• **STORED ROWS**
==========
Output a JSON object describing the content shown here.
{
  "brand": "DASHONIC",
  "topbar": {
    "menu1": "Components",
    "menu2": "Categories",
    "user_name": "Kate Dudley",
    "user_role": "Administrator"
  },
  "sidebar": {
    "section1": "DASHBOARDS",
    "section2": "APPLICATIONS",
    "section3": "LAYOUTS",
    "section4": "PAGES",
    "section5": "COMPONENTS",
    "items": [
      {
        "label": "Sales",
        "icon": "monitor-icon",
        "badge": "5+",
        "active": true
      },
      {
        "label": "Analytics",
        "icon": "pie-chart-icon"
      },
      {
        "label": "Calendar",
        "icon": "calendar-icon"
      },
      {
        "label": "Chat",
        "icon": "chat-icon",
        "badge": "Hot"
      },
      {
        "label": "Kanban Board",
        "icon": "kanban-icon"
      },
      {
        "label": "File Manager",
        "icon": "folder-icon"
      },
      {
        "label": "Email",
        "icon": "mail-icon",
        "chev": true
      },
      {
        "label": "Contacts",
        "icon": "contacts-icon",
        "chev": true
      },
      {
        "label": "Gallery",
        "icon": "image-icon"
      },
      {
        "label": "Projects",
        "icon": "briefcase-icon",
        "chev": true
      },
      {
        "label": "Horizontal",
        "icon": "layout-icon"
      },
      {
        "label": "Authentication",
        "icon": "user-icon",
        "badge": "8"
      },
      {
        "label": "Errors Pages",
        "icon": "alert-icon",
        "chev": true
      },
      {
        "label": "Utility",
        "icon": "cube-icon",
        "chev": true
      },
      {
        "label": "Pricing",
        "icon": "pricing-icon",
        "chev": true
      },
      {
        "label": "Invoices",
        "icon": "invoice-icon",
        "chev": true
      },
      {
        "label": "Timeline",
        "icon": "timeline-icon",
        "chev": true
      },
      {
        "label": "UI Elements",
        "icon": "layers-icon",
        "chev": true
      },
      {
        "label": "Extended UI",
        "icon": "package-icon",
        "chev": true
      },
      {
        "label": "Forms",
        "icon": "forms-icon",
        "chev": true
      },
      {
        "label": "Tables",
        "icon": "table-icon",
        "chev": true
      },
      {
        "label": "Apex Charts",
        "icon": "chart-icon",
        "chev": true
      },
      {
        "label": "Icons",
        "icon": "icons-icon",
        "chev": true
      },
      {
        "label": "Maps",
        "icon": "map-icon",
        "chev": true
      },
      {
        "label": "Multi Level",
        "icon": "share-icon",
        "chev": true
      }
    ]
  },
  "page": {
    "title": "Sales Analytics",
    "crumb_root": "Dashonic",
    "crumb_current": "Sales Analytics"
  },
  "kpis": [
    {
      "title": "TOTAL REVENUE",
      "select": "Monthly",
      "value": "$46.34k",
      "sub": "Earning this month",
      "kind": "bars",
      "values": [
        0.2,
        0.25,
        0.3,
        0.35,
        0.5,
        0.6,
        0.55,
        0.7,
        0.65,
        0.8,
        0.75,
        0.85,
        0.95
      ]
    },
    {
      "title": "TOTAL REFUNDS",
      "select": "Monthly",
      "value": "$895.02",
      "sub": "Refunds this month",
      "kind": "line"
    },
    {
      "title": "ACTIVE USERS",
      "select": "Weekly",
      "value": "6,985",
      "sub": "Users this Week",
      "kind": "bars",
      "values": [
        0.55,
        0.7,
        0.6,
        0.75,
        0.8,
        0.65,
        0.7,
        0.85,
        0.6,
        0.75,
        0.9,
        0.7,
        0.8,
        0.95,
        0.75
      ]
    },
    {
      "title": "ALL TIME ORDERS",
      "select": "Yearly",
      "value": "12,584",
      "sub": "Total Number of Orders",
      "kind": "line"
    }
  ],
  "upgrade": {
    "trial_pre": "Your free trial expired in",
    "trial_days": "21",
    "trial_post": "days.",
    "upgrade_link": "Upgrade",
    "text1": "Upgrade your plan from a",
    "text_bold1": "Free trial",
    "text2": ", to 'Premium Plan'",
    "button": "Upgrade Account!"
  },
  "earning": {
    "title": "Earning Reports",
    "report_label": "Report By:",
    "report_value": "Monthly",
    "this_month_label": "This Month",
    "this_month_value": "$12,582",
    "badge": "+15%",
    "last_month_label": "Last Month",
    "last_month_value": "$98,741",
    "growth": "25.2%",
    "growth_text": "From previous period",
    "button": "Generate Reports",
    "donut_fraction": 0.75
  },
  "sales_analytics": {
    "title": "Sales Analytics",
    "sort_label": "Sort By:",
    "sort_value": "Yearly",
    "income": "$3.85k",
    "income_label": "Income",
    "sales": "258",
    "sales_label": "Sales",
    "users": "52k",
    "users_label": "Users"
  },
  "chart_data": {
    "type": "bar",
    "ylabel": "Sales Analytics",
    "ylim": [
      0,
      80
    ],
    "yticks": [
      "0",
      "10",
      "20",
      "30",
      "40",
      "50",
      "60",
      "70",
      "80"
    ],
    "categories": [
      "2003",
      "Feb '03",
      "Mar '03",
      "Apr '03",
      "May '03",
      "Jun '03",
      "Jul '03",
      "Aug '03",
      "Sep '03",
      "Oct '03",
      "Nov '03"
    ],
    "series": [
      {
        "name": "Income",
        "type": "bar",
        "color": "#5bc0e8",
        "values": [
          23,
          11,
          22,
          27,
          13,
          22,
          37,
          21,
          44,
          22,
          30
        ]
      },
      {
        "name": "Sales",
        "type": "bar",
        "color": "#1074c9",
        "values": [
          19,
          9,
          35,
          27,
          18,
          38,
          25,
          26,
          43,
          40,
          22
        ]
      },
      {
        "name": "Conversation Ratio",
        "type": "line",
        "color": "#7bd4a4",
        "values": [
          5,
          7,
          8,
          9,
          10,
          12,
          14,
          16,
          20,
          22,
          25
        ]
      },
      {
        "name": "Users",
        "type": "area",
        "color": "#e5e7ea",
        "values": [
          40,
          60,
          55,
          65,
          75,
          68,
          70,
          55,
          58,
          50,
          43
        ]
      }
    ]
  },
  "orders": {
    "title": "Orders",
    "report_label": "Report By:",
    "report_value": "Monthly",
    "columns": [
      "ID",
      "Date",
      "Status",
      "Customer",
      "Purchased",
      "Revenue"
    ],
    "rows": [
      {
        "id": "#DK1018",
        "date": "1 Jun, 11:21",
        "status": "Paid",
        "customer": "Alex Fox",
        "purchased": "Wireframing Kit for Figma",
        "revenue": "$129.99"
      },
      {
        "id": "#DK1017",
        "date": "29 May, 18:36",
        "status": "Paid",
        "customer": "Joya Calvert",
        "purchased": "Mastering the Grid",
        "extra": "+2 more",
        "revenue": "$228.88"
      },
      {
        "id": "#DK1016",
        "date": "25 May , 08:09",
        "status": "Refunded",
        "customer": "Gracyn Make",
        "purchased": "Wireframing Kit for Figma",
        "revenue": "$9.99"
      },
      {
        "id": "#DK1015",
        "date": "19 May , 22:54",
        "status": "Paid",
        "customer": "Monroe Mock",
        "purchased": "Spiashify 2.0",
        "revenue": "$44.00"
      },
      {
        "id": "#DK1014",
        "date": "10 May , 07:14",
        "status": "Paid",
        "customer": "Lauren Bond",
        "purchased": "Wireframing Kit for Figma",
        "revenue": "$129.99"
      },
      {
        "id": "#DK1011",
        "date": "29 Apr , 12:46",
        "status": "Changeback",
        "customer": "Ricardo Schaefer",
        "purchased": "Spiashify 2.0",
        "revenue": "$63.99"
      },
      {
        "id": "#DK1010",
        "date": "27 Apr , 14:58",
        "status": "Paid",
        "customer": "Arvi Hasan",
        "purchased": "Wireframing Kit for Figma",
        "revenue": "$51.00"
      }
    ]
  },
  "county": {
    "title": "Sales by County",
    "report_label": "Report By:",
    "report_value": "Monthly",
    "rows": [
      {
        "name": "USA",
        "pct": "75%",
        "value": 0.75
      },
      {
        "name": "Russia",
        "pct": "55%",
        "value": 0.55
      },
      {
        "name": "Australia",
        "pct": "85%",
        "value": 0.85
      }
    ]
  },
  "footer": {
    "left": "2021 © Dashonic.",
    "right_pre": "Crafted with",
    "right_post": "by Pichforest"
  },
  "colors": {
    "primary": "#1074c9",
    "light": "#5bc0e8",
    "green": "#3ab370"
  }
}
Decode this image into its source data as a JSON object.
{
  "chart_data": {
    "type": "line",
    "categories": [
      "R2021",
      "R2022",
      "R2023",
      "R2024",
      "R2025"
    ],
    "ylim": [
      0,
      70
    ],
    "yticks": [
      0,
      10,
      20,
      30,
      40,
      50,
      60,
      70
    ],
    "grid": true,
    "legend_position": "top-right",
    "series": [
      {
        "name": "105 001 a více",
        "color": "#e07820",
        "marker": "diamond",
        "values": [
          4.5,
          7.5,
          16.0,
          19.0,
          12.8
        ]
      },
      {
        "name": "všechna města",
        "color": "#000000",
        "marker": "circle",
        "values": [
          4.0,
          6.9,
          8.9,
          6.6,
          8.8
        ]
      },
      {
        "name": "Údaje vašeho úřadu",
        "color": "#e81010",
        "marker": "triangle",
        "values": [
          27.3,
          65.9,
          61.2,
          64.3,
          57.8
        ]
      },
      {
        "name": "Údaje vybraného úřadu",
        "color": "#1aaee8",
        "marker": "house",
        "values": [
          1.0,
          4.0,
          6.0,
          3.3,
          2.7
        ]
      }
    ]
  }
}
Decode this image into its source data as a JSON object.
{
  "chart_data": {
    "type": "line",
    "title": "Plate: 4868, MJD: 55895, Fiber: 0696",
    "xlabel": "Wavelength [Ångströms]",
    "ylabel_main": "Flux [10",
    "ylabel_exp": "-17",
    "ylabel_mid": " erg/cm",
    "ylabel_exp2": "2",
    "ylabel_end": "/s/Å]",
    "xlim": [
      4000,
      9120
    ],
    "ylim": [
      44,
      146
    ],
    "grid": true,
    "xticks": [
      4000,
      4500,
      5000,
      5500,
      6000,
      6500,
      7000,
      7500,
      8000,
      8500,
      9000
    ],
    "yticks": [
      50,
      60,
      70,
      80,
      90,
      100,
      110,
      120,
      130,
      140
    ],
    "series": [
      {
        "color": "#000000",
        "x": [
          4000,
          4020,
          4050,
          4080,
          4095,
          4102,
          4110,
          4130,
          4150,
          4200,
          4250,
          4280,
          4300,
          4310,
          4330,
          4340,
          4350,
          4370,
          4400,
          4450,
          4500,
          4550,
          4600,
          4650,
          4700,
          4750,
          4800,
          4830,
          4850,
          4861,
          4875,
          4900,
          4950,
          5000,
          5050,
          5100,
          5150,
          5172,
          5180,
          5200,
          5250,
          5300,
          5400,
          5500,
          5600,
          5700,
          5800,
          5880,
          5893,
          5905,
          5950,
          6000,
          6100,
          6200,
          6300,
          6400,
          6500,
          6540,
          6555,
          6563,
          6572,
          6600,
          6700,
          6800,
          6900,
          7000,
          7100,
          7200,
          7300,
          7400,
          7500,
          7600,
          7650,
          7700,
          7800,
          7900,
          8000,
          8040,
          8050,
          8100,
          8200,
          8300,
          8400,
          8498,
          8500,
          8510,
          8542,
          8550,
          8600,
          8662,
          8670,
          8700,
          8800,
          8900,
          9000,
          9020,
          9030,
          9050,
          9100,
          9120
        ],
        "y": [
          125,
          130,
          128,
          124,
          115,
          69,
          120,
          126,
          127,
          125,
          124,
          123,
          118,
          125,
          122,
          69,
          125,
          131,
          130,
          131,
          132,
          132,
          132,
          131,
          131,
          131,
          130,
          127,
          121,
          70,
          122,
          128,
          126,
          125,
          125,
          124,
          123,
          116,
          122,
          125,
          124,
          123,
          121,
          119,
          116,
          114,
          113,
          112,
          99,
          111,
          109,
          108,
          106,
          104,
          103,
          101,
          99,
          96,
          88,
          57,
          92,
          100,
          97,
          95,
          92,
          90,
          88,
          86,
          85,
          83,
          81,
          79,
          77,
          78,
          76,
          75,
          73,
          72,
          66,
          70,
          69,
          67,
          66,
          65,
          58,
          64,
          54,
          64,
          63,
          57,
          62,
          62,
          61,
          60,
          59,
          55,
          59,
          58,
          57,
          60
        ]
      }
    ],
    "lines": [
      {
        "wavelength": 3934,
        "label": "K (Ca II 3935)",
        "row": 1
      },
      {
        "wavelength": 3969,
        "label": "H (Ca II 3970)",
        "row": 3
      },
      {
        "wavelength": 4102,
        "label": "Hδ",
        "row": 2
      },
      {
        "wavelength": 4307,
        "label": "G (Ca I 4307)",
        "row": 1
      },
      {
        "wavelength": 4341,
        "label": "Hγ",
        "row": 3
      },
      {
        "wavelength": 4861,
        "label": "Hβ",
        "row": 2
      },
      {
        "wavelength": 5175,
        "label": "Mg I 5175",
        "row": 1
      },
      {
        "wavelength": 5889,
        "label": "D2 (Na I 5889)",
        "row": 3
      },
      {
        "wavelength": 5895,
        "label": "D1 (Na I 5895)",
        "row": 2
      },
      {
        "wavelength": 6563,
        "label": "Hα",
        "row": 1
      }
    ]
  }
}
==========
Where a line holds the string "marker", copy that line.

        "marker": "diamond",
        "marker": "circle",
        "marker": "triangle",
        "marker": "house",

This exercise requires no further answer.